(WRITTEN INSTRUCTION):
Take the records underneath and set them down exactly.

(SUPPLIED MATERIAL):
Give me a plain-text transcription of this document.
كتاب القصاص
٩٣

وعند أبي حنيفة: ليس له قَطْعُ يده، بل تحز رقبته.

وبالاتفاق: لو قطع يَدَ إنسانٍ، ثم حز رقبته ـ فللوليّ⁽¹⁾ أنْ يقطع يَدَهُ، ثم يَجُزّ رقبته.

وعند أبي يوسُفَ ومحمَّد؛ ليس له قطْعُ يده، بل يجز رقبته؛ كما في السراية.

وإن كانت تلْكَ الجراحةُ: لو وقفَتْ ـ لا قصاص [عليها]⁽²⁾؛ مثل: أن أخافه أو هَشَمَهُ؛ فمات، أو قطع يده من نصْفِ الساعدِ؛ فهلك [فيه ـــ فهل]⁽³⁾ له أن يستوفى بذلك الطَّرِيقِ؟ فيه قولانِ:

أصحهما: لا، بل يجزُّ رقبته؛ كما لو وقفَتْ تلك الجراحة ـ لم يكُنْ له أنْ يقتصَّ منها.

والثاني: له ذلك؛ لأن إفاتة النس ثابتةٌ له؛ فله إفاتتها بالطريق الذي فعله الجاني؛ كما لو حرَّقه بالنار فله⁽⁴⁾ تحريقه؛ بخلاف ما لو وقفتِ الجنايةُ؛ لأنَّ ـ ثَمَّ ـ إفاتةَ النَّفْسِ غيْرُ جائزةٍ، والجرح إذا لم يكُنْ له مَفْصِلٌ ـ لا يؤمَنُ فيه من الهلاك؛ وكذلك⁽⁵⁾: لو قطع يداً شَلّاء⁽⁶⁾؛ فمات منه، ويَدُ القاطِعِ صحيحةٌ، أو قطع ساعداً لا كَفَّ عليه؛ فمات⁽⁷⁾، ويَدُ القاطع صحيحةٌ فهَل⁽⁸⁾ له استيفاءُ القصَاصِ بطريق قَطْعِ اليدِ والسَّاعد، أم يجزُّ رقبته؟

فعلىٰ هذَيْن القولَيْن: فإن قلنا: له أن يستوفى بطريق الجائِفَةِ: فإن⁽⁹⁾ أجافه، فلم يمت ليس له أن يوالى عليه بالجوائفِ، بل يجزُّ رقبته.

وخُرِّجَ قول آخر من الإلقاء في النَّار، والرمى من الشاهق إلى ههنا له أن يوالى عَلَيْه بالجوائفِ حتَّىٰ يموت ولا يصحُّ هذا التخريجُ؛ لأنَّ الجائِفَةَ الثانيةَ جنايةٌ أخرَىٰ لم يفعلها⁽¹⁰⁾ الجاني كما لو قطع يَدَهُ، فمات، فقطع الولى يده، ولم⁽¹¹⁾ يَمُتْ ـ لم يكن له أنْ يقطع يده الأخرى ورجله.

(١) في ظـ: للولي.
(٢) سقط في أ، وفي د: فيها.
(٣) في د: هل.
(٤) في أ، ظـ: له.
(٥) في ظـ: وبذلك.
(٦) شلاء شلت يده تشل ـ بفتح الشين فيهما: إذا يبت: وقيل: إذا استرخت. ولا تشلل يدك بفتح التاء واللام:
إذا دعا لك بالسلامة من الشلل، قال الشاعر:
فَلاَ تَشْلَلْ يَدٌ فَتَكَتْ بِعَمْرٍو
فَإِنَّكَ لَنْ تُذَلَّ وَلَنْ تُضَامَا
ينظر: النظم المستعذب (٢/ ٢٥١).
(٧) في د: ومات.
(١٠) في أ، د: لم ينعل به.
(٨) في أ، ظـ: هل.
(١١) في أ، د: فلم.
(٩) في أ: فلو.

(SOLUTION):
Give me a plain-text transcription of this document.
كتاب القصاص
٩٣

وعند أبي حنيفة: ليس له قَطْعُ يده، بل تحز رقبته.

وبالاتفاق: لو قطع يَدَ إنسانٍ، ثم حز رقبته ـ فللوليّ⁽¹⁾ أنْ يقطع يَدَهُ، ثم يَجُزّ رقبته.

وعند أبي يوسُفَ ومحمَّد؛ ليس له قطْعُ يده، بل يجز رقبته؛ كما في السراية.

وإن كانت تلْكَ الجراحةُ: لو وقفَتْ ـ لا قصاص [عليها]⁽²⁾؛ مثل: أن أخافه أو هَشَمَهُ؛ فمات، أو قطع يده من نصْفِ الساعدِ؛ فهلك [فيه ـــ فهل]⁽³⁾ له أن يستوفى بذلك الطَّرِيقِ؟ فيه قولانِ:

أصحهما: لا، بل يجزُّ رقبته؛ كما لو وقفَتْ تلك الجراحة ـ لم يكُنْ له أنْ يقتصَّ منها.

والثاني: له ذلك؛ لأن إفاتة النس ثابتةٌ له؛ فله إفاتتها بالطريق الذي فعله الجاني؛ كما لو حرَّقه بالنار فله⁽⁴⁾ تحريقه؛ بخلاف ما لو وقفتِ الجنايةُ؛ لأنَّ ـ ثَمَّ ـ إفاتةَ النَّفْسِ غيْرُ جائزةٍ، والجرح إذا لم يكُنْ له مَفْصِلٌ ـ لا يؤمَنُ فيه من الهلاك؛ وكذلك⁽⁵⁾: لو قطع يداً شَلّاء⁽⁶⁾؛ فمات منه، ويَدُ القاطِعِ صحيحةٌ، أو قطع ساعداً لا كَفَّ عليه؛ فمات⁽⁷⁾، ويَدُ القاطع صحيحةٌ فهَل⁽⁸⁾ له استيفاءُ القصَاصِ بطريق قَطْعِ اليدِ والسَّاعد، أم يجزُّ رقبته؟

فعلىٰ هذَيْن القولَيْن: فإن قلنا: له أن يستوفى بطريق الجائِفَةِ: فإن⁽⁹⁾ أجافه، فلم يمت ليس له أن يوالى عليه بالجوائفِ، بل يجزُّ رقبته.

وخُرِّجَ قول آخر من الإلقاء في النَّار، والرمى من الشاهق إلى ههنا له أن يوالى عَلَيْه بالجوائفِ حتَّىٰ يموت ولا يصحُّ هذا التخريجُ؛ لأنَّ الجائِفَةَ الثانيةَ جنايةٌ أخرَىٰ لم يفعلها⁽¹⁰⁾ الجاني كما لو قطع يَدَهُ، فمات، فقطع الولى يده، ولم⁽¹¹⁾ يَمُتْ ـ لم يكن له أنْ يقطع يده الأخرى ورجله.

(١) في ظـ: للولي.
(٢) سقط في أ، وفي د: فيها.
(٣) في د: هل.
(٤) في أ، ظـ: له.
(٥) في ظـ: وبذلك.
(٦) شلاء شلت يده تشل ـ بفتح الشين فيهما: إذا يبت: وقيل: إذا استرخت. ولا تشلل يدك بفتح التاء واللام:
إذا دعا لك بالسلامة من الشلل، قال الشاعر:
فَلاَ تَشْلَلْ يَدٌ فَتَكَتْ بِعَمْرٍو
فَإِنَّكَ لَنْ تُذَلَّ وَلَنْ تُضَامَا
ينظر: النظم المستعذب (٢/ ٢٥١).
(٧) في د: ومات.
(١٠) في أ، د: لم ينعل به.
(٨) في أ، ظـ: هل.
(١١) في أ، د: فلم.
(٩) في أ: فلو.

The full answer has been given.